* [RECORDS TO PROCESS]:
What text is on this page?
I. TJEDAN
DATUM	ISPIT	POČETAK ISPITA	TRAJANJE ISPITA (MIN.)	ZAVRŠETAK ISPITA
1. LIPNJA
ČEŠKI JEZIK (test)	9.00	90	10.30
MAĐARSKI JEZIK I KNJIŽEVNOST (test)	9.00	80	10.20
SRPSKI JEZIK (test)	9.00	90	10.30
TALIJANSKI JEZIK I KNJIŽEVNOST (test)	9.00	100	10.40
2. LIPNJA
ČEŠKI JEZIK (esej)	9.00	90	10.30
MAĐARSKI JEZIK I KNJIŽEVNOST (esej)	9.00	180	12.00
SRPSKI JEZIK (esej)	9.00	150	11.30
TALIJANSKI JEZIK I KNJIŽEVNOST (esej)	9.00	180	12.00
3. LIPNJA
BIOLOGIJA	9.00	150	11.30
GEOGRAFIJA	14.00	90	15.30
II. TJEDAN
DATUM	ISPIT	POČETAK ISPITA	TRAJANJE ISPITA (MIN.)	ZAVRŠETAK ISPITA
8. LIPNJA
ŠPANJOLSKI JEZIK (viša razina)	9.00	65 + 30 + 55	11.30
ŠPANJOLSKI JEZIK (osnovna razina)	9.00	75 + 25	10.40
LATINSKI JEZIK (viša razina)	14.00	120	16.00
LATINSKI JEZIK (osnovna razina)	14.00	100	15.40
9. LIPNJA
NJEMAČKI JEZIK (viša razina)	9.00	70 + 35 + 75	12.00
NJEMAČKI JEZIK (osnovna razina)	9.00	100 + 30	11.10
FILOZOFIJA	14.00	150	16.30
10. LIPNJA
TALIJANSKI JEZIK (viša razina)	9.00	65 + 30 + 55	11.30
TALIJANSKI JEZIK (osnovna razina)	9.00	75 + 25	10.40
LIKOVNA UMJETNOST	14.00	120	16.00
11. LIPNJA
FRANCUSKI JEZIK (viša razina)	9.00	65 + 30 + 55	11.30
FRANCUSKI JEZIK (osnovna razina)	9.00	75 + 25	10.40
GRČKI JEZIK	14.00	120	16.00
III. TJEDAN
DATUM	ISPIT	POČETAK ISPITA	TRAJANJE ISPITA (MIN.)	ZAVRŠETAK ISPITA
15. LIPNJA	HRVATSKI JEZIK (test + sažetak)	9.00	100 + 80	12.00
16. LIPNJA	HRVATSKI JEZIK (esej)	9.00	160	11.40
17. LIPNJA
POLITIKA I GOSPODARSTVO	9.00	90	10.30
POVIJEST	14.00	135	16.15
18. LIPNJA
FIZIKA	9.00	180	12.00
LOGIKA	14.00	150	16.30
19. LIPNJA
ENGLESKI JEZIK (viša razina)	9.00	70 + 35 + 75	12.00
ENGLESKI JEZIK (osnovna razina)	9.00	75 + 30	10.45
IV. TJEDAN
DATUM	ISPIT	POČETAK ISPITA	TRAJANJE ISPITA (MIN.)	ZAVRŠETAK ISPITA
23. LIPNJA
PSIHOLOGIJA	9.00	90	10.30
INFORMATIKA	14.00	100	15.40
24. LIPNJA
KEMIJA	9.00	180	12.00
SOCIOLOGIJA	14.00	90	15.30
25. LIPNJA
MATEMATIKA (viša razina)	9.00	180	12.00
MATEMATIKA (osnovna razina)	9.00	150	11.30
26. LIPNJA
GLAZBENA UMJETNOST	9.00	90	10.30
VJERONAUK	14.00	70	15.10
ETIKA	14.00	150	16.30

* [WORK TO COMPLETE]: Repeat all the entries exactly as given.

* [SOLUTION FOR THIS TASK]:
What text is on this page?
I. TJEDAN
DATUM	ISPIT	POČETAK ISPITA	TRAJANJE ISPITA (MIN.)	ZAVRŠETAK ISPITA
1. LIPNJA
ČEŠKI JEZIK (test)	9.00	90	10.30
MAĐARSKI JEZIK I KNJIŽEVNOST (test)	9.00	80	10.20
SRPSKI JEZIK (test)	9.00	90	10.30
TALIJANSKI JEZIK I KNJIŽEVNOST (test)	9.00	100	10.40
2. LIPNJA
ČEŠKI JEZIK (esej)	9.00	90	10.30
MAĐARSKI JEZIK I KNJIŽEVNOST (esej)	9.00	180	12.00
SRPSKI JEZIK (esej)	9.00	150	11.30
TALIJANSKI JEZIK I KNJIŽEVNOST (esej)	9.00	180	12.00
3. LIPNJA
BIOLOGIJA	9.00	150	11.30
GEOGRAFIJA	14.00	90	15.30
II. TJEDAN
DATUM	ISPIT	POČETAK ISPITA	TRAJANJE ISPITA (MIN.)	ZAVRŠETAK ISPITA
8. LIPNJA
ŠPANJOLSKI JEZIK (viša razina)	9.00	65 + 30 + 55	11.30
ŠPANJOLSKI JEZIK (osnovna razina)	9.00	75 + 25	10.40
LATINSKI JEZIK (viša razina)	14.00	120	16.00
LATINSKI JEZIK (osnovna razina)	14.00	100	15.40
9. LIPNJA
NJEMAČKI JEZIK (viša razina)	9.00	70 + 35 + 75	12.00
NJEMAČKI JEZIK (osnovna razina)	9.00	100 + 30	11.10
FILOZOFIJA	14.00	150	16.30
10. LIPNJA
TALIJANSKI JEZIK (viša razina)	9.00	65 + 30 + 55	11.30
TALIJANSKI JEZIK (osnovna razina)	9.00	75 + 25	10.40
LIKOVNA UMJETNOST	14.00	120	16.00
11. LIPNJA
FRANCUSKI JEZIK (viša razina)	9.00	65 + 30 + 55	11.30
FRANCUSKI JEZIK (osnovna razina)	9.00	75 + 25	10.40
GRČKI JEZIK	14.00	120	16.00
III. TJEDAN
DATUM	ISPIT	POČETAK ISPITA	TRAJANJE ISPITA (MIN.)	ZAVRŠETAK ISPITA
15. LIPNJA	HRVATSKI JEZIK (test + sažetak)	9.00	100 + 80	12.00
16. LIPNJA	HRVATSKI JEZIK (esej)	9.00	160	11.40
17. LIPNJA
POLITIKA I GOSPODARSTVO	9.00	90	10.30
POVIJEST	14.00	135	16.15
18. LIPNJA
FIZIKA	9.00	180	12.00
LOGIKA	14.00	150	16.30
19. LIPNJA
ENGLESKI JEZIK (viša razina)	9.00	70 + 35 + 75	12.00
ENGLESKI JEZIK (osnovna razina)	9.00	75 + 30	10.45
IV. TJEDAN
DATUM	ISPIT	POČETAK ISPITA	TRAJANJE ISPITA (MIN.)	ZAVRŠETAK ISPITA
23. LIPNJA
PSIHOLOGIJA	9.00	90	10.30
INFORMATIKA	14.00	100	15.40
24. LIPNJA
KEMIJA	9.00	180	12.00
SOCIOLOGIJA	14.00	90	15.30
25. LIPNJA
MATEMATIKA (viša razina)	9.00	180	12.00
MATEMATIKA (osnovna razina)	9.00	150	11.30
26. LIPNJA
GLAZBENA UMJETNOST	9.00	90	10.30
VJERONAUK	14.00	70	15.10
ETIKA	14.00	150	16.30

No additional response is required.